━━━━━ DATA SECTION ━━━━━

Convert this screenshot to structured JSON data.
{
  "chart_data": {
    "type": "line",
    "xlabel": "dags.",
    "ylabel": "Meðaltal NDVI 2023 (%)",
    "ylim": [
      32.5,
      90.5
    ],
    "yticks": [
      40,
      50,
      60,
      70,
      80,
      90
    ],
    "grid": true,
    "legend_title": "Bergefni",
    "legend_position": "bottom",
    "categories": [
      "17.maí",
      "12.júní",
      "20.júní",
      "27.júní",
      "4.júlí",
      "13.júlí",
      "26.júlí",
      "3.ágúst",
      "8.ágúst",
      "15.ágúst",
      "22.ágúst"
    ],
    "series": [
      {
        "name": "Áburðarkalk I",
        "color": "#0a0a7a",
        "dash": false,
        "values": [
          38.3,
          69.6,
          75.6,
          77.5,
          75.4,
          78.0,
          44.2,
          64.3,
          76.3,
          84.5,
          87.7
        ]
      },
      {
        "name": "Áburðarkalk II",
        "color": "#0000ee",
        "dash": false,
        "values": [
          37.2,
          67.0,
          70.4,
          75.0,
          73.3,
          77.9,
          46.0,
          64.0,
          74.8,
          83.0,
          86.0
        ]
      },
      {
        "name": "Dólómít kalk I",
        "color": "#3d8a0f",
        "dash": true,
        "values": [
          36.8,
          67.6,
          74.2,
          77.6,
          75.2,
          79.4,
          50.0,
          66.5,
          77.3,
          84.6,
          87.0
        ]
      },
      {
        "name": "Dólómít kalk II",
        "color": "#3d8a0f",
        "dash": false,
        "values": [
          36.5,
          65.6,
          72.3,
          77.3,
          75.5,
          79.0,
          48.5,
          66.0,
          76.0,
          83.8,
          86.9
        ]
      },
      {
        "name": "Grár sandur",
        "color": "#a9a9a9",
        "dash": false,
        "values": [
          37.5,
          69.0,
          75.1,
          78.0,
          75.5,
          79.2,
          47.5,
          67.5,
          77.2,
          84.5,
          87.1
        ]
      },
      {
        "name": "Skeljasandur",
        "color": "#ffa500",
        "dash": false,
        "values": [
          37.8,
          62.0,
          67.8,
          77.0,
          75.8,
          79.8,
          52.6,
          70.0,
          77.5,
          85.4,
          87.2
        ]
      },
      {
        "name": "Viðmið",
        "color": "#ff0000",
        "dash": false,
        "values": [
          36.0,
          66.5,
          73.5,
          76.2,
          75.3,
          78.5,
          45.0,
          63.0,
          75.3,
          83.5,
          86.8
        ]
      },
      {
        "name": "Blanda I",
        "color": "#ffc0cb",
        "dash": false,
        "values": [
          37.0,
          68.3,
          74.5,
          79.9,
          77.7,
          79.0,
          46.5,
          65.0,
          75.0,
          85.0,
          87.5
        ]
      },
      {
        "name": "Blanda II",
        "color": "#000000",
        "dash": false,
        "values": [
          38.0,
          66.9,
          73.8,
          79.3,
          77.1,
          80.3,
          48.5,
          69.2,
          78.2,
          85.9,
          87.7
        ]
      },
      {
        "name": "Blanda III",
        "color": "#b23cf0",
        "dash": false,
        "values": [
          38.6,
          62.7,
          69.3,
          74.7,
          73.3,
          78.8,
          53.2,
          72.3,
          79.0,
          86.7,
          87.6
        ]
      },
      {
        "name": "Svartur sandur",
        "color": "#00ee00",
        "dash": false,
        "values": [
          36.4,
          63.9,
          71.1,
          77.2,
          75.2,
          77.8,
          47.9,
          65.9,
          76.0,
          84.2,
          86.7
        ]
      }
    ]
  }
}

━━━━━

▸ WORK TO COMPLETE
The full set of records should be duplicated exactly.

▸ FINISHED ANSWER
Convert this screenshot to structured JSON data.
{
  "chart_data": {
    "type": "line",
    "xlabel": "dags.",
    "ylabel": "Meðaltal NDVI 2023 (%)",
    "ylim": [
      32.5,
      90.5
    ],
    "yticks": [
      40,
      50,
      60,
      70,
      80,
      90
    ],
    "grid": true,
    "legend_title": "Bergefni",
    "legend_position": "bottom",
    "categories": [
      "17.maí",
      "12.júní",
      "20.júní",
      "27.júní",
      "4.júlí",
      "13.júlí",
      "26.júlí",
      "3.ágúst",
      "8.ágúst",
      "15.ágúst",
      "22.ágúst"
    ],
    "series": [
      {
        "name": "Áburðarkalk I",
        "color": "#0a0a7a",
        "dash": false,
        "values": [
          38.3,
          69.6,
          75.6,
          77.5,
          75.4,
          78.0,
          44.2,
          64.3,
          76.3,
          84.5,
          87.7
        ]
      },
      {
        "name": "Áburðarkalk II",
        "color": "#0000ee",
        "dash": false,
        "values": [
          37.2,
          67.0,
          70.4,
          75.0,
          73.3,
          77.9,
          46.0,
          64.0,
          74.8,
          83.0,
          86.0
        ]
      },
      {
        "name": "Dólómít kalk I",
        "color": "#3d8a0f",
        "dash": true,
        "values": [
          36.8,
          67.6,
          74.2,
          77.6,
          75.2,
          79.4,
          50.0,
          66.5,
          77.3,
          84.6,
          87.0
        ]
      },
      {
        "name": "Dólómít kalk II",
        "color": "#3d8a0f",
        "dash": false,
        "values": [
          36.5,
          65.6,
          72.3,
          77.3,
          75.5,
          79.0,
          48.5,
          66.0,
          76.0,
          83.8,
          86.9
        ]
      },
      {
        "name": "Grár sandur",
        "color": "#a9a9a9",
        "dash": false,
        "values": [
          37.5,
          69.0,
          75.1,
          78.0,
          75.5,
          79.2,
          47.5,
          67.5,
          77.2,
          84.5,
          87.1
        ]
      },
      {
        "name": "Skeljasandur",
        "color": "#ffa500",
        "dash": false,
        "values": [
          37.8,
          62.0,
          67.8,
          77.0,
          75.8,
          79.8,
          52.6,
          70.0,
          77.5,
          85.4,
          87.2
        ]
      },
      {
        "name": "Viðmið",
        "color": "#ff0000",
        "dash": false,
        "values": [
          36.0,
          66.5,
          73.5,
          76.2,
          75.3,
          78.5,
          45.0,
          63.0,
          75.3,
          83.5,
          86.8
        ]
      },
      {
        "name": "Blanda I",
        "color": "#ffc0cb",
        "dash": false,
        "values": [
          37.0,
          68.3,
          74.5,
          79.9,
          77.7,
          79.0,
          46.5,
          65.0,
          75.0,
          85.0,
          87.5
        ]
      },
      {
        "name": "Blanda II",
        "color": "#000000",
        "dash": false,
        "values": [
          38.0,
          66.9,
          73.8,
          79.3,
          77.1,
          80.3,
          48.5,
          69.2,
          78.2,
          85.9,
          87.7
        ]
      },
      {
        "name": "Blanda III",
        "color": "#b23cf0",
        "dash": false,
        "values": [
          38.6,
          62.7,
          69.3,
          74.7,
          73.3,
          78.8,
          53.2,
          72.3,
          79.0,
          86.7,
          87.6
        ]
      },
      {
        "name": "Svartur sandur",
        "color": "#00ee00",
        "dash": false,
        "values": [
          36.4,
          63.9,
          71.1,
          77.2,
          75.2,
          77.8,
          47.9,
          65.9,
          76.0,
          84.2,
          86.7
        ]
      }
    ]
  }
}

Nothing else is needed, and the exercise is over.